### Records shown
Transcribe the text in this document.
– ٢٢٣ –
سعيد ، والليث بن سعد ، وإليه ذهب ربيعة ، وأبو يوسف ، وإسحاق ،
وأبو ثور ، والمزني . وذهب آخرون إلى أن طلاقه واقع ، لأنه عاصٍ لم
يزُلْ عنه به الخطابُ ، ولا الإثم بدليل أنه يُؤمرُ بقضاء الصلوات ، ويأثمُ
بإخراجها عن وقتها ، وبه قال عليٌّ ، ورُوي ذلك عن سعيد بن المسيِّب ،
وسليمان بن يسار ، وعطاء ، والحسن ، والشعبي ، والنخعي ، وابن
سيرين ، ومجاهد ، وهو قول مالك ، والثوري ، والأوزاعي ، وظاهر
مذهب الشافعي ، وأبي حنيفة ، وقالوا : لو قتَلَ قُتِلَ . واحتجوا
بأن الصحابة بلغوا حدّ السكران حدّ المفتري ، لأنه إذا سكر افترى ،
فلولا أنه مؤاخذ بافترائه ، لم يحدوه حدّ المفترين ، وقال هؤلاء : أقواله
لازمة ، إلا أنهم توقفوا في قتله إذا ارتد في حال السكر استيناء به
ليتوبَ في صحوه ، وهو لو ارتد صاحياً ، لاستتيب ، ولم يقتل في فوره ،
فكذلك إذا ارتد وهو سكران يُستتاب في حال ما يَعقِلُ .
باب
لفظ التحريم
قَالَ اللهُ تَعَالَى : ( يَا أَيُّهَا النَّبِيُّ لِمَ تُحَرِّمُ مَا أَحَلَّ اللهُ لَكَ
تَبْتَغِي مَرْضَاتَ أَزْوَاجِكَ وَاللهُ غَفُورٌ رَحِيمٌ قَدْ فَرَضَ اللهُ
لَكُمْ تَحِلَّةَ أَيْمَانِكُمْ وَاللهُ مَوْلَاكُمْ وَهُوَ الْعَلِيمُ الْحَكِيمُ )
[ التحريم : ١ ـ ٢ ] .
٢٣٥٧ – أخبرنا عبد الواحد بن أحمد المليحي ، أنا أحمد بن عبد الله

### Given problem
Once more, set down the full listing, verbatim.

### Solution below
Transcribe the text in this document.
– ٢٢٣ –
سعيد ، والليث بن سعد ، وإليه ذهب ربيعة ، وأبو يوسف ، وإسحاق ،
وأبو ثور ، والمزني . وذهب آخرون إلى أن طلاقه واقع ، لأنه عاصٍ لم
يزُلْ عنه به الخطابُ ، ولا الإثم بدليل أنه يُؤمرُ بقضاء الصلوات ، ويأثمُ
بإخراجها عن وقتها ، وبه قال عليٌّ ، ورُوي ذلك عن سعيد بن المسيِّب ،
وسليمان بن يسار ، وعطاء ، والحسن ، والشعبي ، والنخعي ، وابن
سيرين ، ومجاهد ، وهو قول مالك ، والثوري ، والأوزاعي ، وظاهر
مذهب الشافعي ، وأبي حنيفة ، وقالوا : لو قتَلَ قُتِلَ . واحتجوا
بأن الصحابة بلغوا حدّ السكران حدّ المفتري ، لأنه إذا سكر افترى ،
فلولا أنه مؤاخذ بافترائه ، لم يحدوه حدّ المفترين ، وقال هؤلاء : أقواله
لازمة ، إلا أنهم توقفوا في قتله إذا ارتد في حال السكر استيناء به
ليتوبَ في صحوه ، وهو لو ارتد صاحياً ، لاستتيب ، ولم يقتل في فوره ،
فكذلك إذا ارتد وهو سكران يُستتاب في حال ما يَعقِلُ .
باب
لفظ التحريم
قَالَ اللهُ تَعَالَى : ( يَا أَيُّهَا النَّبِيُّ لِمَ تُحَرِّمُ مَا أَحَلَّ اللهُ لَكَ
تَبْتَغِي مَرْضَاتَ أَزْوَاجِكَ وَاللهُ غَفُورٌ رَحِيمٌ قَدْ فَرَضَ اللهُ
لَكُمْ تَحِلَّةَ أَيْمَانِكُمْ وَاللهُ مَوْلَاكُمْ وَهُوَ الْعَلِيمُ الْحَكِيمُ )
[ التحريم : ١ ـ ٢ ] .
٢٣٥٧ – أخبرنا عبد الواحد بن أحمد المليحي ، أنا أحمد بن عبد الله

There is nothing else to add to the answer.